Record set »
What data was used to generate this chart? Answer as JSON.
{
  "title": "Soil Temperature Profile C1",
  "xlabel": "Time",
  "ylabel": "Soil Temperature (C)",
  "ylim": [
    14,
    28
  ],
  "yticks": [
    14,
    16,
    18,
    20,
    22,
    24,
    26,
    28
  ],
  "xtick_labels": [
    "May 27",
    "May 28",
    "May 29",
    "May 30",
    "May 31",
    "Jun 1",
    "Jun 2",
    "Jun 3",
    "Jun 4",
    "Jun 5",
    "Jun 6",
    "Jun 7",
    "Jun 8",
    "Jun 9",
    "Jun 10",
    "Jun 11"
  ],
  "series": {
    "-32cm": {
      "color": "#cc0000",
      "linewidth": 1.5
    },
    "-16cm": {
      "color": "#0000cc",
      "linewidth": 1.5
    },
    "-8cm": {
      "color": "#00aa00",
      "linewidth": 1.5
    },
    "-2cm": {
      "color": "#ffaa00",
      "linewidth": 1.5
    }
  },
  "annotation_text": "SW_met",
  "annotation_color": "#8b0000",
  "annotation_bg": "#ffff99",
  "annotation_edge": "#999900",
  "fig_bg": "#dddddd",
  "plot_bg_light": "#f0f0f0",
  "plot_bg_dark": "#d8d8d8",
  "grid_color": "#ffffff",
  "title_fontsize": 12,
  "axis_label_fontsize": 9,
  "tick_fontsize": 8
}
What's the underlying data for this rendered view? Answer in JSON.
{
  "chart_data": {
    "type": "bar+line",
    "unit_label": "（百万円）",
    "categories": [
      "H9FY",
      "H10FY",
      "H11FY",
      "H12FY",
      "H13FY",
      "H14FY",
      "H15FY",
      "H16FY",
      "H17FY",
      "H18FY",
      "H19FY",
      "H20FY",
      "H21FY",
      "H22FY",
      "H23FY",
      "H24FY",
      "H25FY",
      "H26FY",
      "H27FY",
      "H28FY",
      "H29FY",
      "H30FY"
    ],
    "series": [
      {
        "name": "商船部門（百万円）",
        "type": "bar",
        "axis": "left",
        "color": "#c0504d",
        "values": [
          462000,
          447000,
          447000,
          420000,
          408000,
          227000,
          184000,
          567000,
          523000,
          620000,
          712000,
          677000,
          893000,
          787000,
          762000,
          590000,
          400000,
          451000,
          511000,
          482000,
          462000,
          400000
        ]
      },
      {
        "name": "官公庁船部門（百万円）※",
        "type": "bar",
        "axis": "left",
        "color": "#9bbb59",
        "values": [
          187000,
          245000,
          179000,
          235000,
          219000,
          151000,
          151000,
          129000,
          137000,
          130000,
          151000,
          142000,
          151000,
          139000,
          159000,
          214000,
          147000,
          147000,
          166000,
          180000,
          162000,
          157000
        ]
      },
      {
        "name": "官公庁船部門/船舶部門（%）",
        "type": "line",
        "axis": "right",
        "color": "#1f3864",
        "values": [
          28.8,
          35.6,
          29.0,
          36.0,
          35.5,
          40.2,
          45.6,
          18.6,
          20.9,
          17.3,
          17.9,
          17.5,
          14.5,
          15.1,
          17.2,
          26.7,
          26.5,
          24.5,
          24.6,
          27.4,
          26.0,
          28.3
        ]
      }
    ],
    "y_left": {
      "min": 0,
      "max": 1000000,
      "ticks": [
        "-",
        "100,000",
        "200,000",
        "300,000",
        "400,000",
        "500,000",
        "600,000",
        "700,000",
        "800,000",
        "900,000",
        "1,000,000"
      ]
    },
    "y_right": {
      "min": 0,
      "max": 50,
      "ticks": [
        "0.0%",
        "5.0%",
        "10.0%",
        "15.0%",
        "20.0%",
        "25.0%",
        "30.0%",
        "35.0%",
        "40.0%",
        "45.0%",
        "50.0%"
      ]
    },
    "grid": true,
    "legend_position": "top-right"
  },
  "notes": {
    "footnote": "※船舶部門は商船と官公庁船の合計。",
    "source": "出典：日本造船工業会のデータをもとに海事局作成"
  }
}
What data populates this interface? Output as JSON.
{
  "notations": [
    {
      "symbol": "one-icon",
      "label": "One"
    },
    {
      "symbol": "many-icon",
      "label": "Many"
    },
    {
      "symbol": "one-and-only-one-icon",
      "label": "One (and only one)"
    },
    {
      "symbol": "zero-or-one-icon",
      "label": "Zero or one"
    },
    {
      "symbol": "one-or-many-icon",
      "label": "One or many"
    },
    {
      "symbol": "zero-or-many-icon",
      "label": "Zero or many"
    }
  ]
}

The task » Quote each line of the data above exactly as written.

Result of the exercise »
What data was used to generate this chart? Answer as JSON.
{
  "title": "Soil Temperature Profile C1",
  "xlabel": "Time",
  "ylabel": "Soil Temperature (C)",
  "ylim": [
    14,
    28
  ],
  "yticks": [
    14,
    16,
    18,
    20,
    22,
    24,
    26,
    28
  ],
  "xtick_labels": [
    "May 27",
    "May 28",
    "May 29",
    "May 30",
    "May 31",
    "Jun 1",
    "Jun 2",
    "Jun 3",
    "Jun 4",
    "Jun 5",
    "Jun 6",
    "Jun 7",
    "Jun 8",
    "Jun 9",
    "Jun 10",
    "Jun 11"
  ],
  "series": {
    "-32cm": {
      "color": "#cc0000",
      "linewidth": 1.5
    },
    "-16cm": {
      "color": "#0000cc",
      "linewidth": 1.5
    },
    "-8cm": {
      "color": "#00aa00",
      "linewidth": 1.5
    },
    "-2cm": {
      "color": "#ffaa00",
      "linewidth": 1.5
    }
  },
  "annotation_text": "SW_met",
  "annotation_color": "#8b0000",
  "annotation_bg": "#ffff99",
  "annotation_edge": "#999900",
  "fig_bg": "#dddddd",
  "plot_bg_light": "#f0f0f0",
  "plot_bg_dark": "#d8d8d8",
  "grid_color": "#ffffff",
  "title_fontsize": 12,
  "axis_label_fontsize": 9,
  "tick_fontsize": 8
}
What's the underlying data for this rendered view? Answer in JSON.
{
  "chart_data": {
    "type": "bar+line",
    "unit_label": "（百万円）",
    "categories": [
      "H9FY",
      "H10FY",
      "H11FY",
      "H12FY",
      "H13FY",
      "H14FY",
      "H15FY",
      "H16FY",
      "H17FY",
      "H18FY",
      "H19FY",
      "H20FY",
      "H21FY",
      "H22FY",
      "H23FY",
      "H24FY",
      "H25FY",
      "H26FY",
      "H27FY",
      "H28FY",
      "H29FY",
      "H30FY"
    ],
    "series": [
      {
        "name": "商船部門（百万円）",
        "type": "bar",
        "axis": "left",
        "color": "#c0504d",
        "values": [
          462000,
          447000,
          447000,
          420000,
          408000,
          227000,
          184000,
          567000,
          523000,
          620000,
          712000,
          677000,
          893000,
          787000,
          762000,
          590000,
          400000,
          451000,
          511000,
          482000,
          462000,
          400000
        ]
      },
      {
        "name": "官公庁船部門（百万円）※",
        "type": "bar",
        "axis": "left",
        "color": "#9bbb59",
        "values": [
          187000,
          245000,
          179000,
          235000,
          219000,
          151000,
          151000,
          129000,
          137000,
          130000,
          151000,
          142000,
          151000,
          139000,
          159000,
          214000,
          147000,
          147000,
          166000,
          180000,
          162000,
          157000
        ]
      },
      {
        "name": "官公庁船部門/船舶部門（%）",
        "type": "line",
        "axis": "right",
        "color": "#1f3864",
        "values": [
          28.8,
          35.6,
          29.0,
          36.0,
          35.5,
          40.2,
          45.6,
          18.6,
          20.9,
          17.3,
          17.9,
          17.5,
          14.5,
          15.1,
          17.2,
          26.7,
          26.5,
          24.5,
          24.6,
          27.4,
          26.0,
          28.3
        ]
      }
    ],
    "y_left": {
      "min": 0,
      "max": 1000000,
      "ticks": [
        "-",
        "100,000",
        "200,000",
        "300,000",
        "400,000",
        "500,000",
        "600,000",
        "700,000",
        "800,000",
        "900,000",
        "1,000,000"
      ]
    },
    "y_right": {
      "min": 0,
      "max": 50,
      "ticks": [
        "0.0%",
        "5.0%",
        "10.0%",
        "15.0%",
        "20.0%",
        "25.0%",
        "30.0%",
        "35.0%",
        "40.0%",
        "45.0%",
        "50.0%"
      ]
    },
    "grid": true,
    "legend_position": "top-right"
  },
  "notes": {
    "footnote": "※船舶部門は商船と官公庁船の合計。",
    "source": "出典：日本造船工業会のデータをもとに海事局作成"
  }
}
What data populates this interface? Output as JSON.
{
  "notations": [
    {
      "symbol": "one-icon",
      "label": "One"
    },
    {
      "symbol": "many-icon",
      "label": "Many"
    },
    {
      "symbol": "one-and-only-one-icon",
      "label": "One (and only one)"
    },
    {
      "symbol": "zero-or-one-icon",
      "label": "Zero or one"
    },
    {
      "symbol": "one-or-many-icon",
      "label": "One or many"
    },
    {
      "symbol": "zero-or-many-icon",
      "label": "Zero or many"
    }
  ]
}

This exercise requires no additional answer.